/---
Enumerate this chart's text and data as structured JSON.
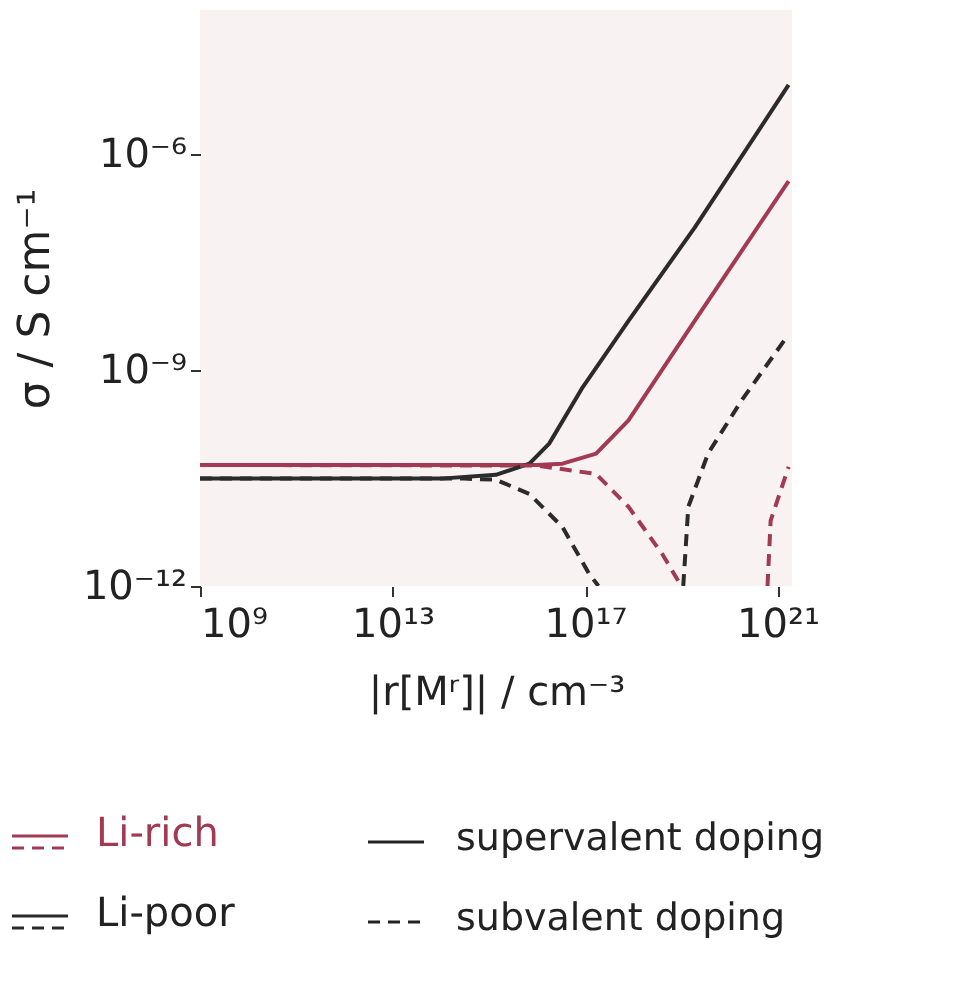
{
  "chart_data": {
    "type": "line",
    "xlabel": "|r[Mʳ]| / cm⁻³",
    "ylabel": "σ / S cm⁻¹",
    "log": "xy",
    "grid": false,
    "legend": "bottom",
    "xlim": [
      1000000000.0,
      2e+21
    ],
    "xticks": [
      {
        "value": 1000000000.0,
        "label": "10⁹"
      },
      {
        "value": 10000000000000.0,
        "label": "10¹³"
      },
      {
        "value": 1e+17,
        "label": "10¹⁷"
      },
      {
        "value": 1e+21,
        "label": "10²¹"
      }
    ],
    "ylim": [
      1e-12,
      0.0001
    ],
    "yticks": [
      {
        "value": 1e-12,
        "label": "10⁻¹²"
      },
      {
        "value": 1e-09,
        "label": "10⁻⁹"
      },
      {
        "value": 1e-06,
        "label": "10⁻⁶"
      }
    ],
    "series": [
      {
        "name": "Li-rich",
        "color": "#a23a54",
        "line_style": "solid",
        "x": [
          1000000000.0,
          1e+16,
          3.4e+16,
          1.7e+17,
          8e+17,
          1.9e+19,
          1.7e+21
        ],
        "values": [
          4.8e-11,
          4.8e-11,
          5e-11,
          6.9e-11,
          2e-10,
          4.8e-09,
          4.2e-07
        ]
      },
      {
        "name": "Li-poor",
        "color": "#2b2b2b",
        "line_style": "solid",
        "x": [
          1000000000.0,
          100000000000000.0,
          1400000000000000.0,
          7000000000000000.0,
          1.8e+16,
          9e+16,
          8e+17,
          1.9e+19,
          1.7e+21
        ],
        "values": [
          3.1e-11,
          3.1e-11,
          3.5e-11,
          5e-11,
          9.5e-11,
          5.8e-10,
          4.8e-09,
          9.5e-08,
          9.1e-06
        ]
      },
      {
        "color": "#a23a54",
        "line_style": "dashed",
        "x": [
          1000000000.0,
          1e+16,
          1.7e+17,
          8e+17,
          4e+18,
          1e+19,
          3e+19,
          6.2e+20,
          7.2e+20,
          1.7e+21
        ],
        "values": [
          4.8e-11,
          4.7e-11,
          3.6e-11,
          1.26e-11,
          2.8e-12,
          1e-12,
          null,
          1e-12,
          8.1e-12,
          4.5e-11
        ]
      },
      {
        "color": "#2b2b2b",
        "line_style": "dashed",
        "x": [
          1000000000.0,
          300000000000000.0,
          1400000000000000.0,
          7000000000000000.0,
          3.4e+16,
          1.2e+17,
          1.9e+17,
          1e+18,
          1.1e+19,
          1.4e+19,
          3.6e+19,
          1.8e+20,
          1.4e+21
        ],
        "values": [
          3.1e-11,
          3.1e-11,
          3e-11,
          1.9e-11,
          6.6e-12,
          1.5e-12,
          1e-12,
          null,
          1e-12,
          1.26e-11,
          6.9e-11,
          3.8e-10,
          2.6e-09
        ]
      }
    ],
    "annotations": [
      "supervalent doping",
      "subvalent doping"
    ]
  }
}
\---
TASK GOAL :: Extract the entries in full, exactly as they are, minus the pictures.

SOLUTION BELOW ::
Enumerate this chart's text and data as structured JSON.
{
  "chart_data": {
    "type": "line",
    "xlabel": "|r[Mʳ]| / cm⁻³",
    "ylabel": "σ / S cm⁻¹",
    "log": "xy",
    "grid": false,
    "legend": "bottom",
    "xlim": [
      1000000000.0,
      2e+21
    ],
    "xticks": [
      {
        "value": 1000000000.0,
        "label": "10⁹"
      },
      {
        "value": 10000000000000.0,
        "label": "10¹³"
      },
      {
        "value": 1e+17,
        "label": "10¹⁷"
      },
      {
        "value": 1e+21,
        "label": "10²¹"
      }
    ],
    "ylim": [
      1e-12,
      0.0001
    ],
    "yticks": [
      {
        "value": 1e-12,
        "label": "10⁻¹²"
      },
      {
        "value": 1e-09,
        "label": "10⁻⁹"
      },
      {
        "value": 1e-06,
        "label": "10⁻⁶"
      }
    ],
    "series": [
      {
        "name": "Li-rich",
        "color": "#a23a54",
        "line_style": "solid",
        "x": [
          1000000000.0,
          1e+16,
          3.4e+16,
          1.7e+17,
          8e+17,
          1.9e+19,
          1.7e+21
        ],
        "values": [
          4.8e-11,
          4.8e-11,
          5e-11,
          6.9e-11,
          2e-10,
          4.8e-09,
          4.2e-07
        ]
      },
      {
        "name": "Li-poor",
        "color": "#2b2b2b",
        "line_style": "solid",
        "x": [
          1000000000.0,
          100000000000000.0,
          1400000000000000.0,
          7000000000000000.0,
          1.8e+16,
          9e+16,
          8e+17,
          1.9e+19,
          1.7e+21
        ],
        "values": [
          3.1e-11,
          3.1e-11,
          3.5e-11,
          5e-11,
          9.5e-11,
          5.8e-10,
          4.8e-09,
          9.5e-08,
          9.1e-06
        ]
      },
      {
        "color": "#a23a54",
        "line_style": "dashed",
        "x": [
          1000000000.0,
          1e+16,
          1.7e+17,
          8e+17,
          4e+18,
          1e+19,
          3e+19,
          6.2e+20,
          7.2e+20,
          1.7e+21
        ],
        "values": [
          4.8e-11,
          4.7e-11,
          3.6e-11,
          1.26e-11,
          2.8e-12,
          1e-12,
          null,
          1e-12,
          8.1e-12,
          4.5e-11
        ]
      },
      {
        "color": "#2b2b2b",
        "line_style": "dashed",
        "x": [
          1000000000.0,
          300000000000000.0,
          1400000000000000.0,
          7000000000000000.0,
          3.4e+16,
          1.2e+17,
          1.9e+17,
          1e+18,
          1.1e+19,
          1.4e+19,
          3.6e+19,
          1.8e+20,
          1.4e+21
        ],
        "values": [
          3.1e-11,
          3.1e-11,
          3e-11,
          1.9e-11,
          6.6e-12,
          1.5e-12,
          1e-12,
          null,
          1e-12,
          1.26e-11,
          6.9e-11,
          3.8e-10,
          2.6e-09
        ]
      }
    ],
    "annotations": [
      "supervalent doping",
      "subvalent doping"
    ]
  }
}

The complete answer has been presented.